[Start Raw records]

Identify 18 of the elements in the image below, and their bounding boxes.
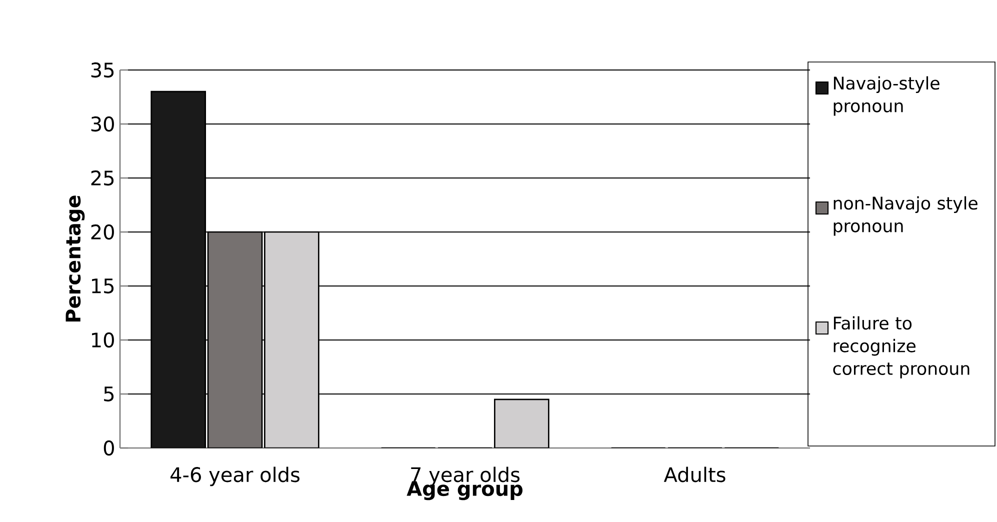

[End Raw records]
[Start Raw records]

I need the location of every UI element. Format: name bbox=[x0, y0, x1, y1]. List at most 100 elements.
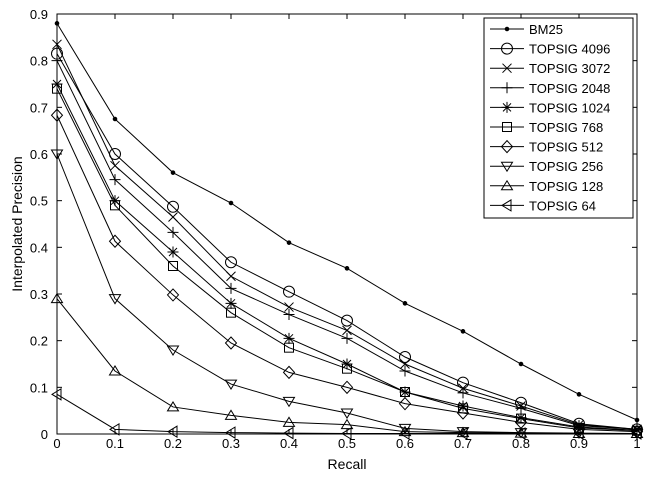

[End Raw records]
[Start Raw records]

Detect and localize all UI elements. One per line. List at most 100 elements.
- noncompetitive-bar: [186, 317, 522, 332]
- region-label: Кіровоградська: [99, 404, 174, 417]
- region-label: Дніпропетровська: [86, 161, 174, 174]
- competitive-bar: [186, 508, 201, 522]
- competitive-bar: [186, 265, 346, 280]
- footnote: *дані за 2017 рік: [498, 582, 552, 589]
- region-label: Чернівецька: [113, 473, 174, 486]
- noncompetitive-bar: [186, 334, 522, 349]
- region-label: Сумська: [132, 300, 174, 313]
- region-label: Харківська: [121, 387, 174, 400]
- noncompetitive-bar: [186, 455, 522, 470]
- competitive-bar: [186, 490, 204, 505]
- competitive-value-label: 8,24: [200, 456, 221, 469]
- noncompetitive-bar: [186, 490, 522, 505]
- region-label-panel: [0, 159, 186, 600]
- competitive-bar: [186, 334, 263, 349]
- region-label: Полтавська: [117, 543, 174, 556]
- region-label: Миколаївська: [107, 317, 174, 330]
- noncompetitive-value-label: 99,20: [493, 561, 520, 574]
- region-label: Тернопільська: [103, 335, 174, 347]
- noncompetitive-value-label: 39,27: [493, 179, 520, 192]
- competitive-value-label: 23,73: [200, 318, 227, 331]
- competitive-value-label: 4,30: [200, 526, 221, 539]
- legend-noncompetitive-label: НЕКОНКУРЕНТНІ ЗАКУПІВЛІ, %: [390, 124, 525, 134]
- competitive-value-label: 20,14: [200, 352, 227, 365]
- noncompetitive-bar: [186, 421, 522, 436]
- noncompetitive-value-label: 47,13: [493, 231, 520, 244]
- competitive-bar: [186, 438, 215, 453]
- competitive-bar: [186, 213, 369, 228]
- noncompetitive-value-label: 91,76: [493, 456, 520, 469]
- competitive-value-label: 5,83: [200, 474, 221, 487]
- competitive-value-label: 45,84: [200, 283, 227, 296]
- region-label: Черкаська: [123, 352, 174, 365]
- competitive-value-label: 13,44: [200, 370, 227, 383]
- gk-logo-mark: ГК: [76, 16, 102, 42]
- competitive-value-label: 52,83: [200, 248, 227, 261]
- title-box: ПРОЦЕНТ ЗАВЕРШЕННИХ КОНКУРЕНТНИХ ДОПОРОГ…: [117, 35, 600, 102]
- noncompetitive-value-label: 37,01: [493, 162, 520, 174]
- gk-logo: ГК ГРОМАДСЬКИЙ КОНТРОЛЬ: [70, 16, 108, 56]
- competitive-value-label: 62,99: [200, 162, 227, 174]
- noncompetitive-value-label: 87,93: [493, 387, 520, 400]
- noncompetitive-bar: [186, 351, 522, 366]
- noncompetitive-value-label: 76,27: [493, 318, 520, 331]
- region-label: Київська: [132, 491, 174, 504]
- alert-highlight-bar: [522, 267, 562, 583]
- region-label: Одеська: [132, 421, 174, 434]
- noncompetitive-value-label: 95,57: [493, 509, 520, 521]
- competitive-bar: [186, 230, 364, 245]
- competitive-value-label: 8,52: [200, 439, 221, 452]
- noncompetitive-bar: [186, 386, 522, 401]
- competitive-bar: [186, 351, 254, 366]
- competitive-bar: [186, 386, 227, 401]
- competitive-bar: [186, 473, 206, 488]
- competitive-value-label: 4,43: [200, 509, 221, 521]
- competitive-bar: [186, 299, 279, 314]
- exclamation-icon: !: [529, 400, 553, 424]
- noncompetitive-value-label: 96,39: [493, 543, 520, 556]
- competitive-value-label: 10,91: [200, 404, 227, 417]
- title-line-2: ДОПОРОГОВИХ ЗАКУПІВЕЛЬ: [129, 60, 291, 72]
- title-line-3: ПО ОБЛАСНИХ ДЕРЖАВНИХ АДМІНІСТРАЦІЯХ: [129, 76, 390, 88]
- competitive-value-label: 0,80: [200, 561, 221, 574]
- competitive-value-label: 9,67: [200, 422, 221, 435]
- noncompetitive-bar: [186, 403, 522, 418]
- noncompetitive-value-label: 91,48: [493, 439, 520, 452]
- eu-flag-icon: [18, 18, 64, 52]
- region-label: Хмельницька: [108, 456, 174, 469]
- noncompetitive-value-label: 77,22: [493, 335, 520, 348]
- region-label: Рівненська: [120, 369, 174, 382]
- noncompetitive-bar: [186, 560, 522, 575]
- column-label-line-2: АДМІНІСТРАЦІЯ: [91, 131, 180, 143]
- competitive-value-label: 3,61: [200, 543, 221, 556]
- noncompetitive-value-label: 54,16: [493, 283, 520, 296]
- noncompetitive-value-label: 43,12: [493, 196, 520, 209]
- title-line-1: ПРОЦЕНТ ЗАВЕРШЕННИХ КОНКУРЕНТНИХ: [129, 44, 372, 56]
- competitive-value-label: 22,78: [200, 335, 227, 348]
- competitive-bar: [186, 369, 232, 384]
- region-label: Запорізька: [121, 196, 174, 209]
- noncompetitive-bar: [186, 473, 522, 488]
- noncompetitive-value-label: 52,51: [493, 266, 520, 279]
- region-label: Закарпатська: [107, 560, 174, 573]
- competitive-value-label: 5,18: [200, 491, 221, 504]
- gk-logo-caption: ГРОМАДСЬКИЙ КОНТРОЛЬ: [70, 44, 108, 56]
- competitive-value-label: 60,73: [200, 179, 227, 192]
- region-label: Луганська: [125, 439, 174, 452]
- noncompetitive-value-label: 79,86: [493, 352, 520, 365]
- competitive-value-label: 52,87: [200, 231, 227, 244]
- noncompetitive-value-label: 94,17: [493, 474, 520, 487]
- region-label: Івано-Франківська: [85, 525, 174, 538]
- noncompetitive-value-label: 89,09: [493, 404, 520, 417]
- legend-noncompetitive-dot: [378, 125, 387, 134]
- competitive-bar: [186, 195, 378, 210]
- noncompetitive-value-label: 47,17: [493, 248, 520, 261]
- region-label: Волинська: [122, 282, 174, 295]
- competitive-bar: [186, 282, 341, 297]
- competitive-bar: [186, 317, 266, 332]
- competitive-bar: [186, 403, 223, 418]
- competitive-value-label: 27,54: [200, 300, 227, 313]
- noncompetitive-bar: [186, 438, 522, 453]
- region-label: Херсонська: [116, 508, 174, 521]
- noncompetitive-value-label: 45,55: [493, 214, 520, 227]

[End Raw records]

Your goal: Rewrite the part of the material that opens with the line containing "Detect and localize" and closes with the line containing "- footnote: *дані", substituting "locate" for "localize" and leaving everything else unchanged. Give only those lines.

Solved exercise:
Detect and locate all UI elements. One per line. List at most 100 elements.
- noncompetitive-bar: [186, 317, 522, 332]
- region-label: Кіровоградська: [99, 404, 174, 417]
- region-label: Дніпропетровська: [86, 161, 174, 174]
- competitive-bar: [186, 508, 201, 522]
- competitive-bar: [186, 265, 346, 280]
- footnote: *дані за 2017 рік: [498, 582, 552, 589]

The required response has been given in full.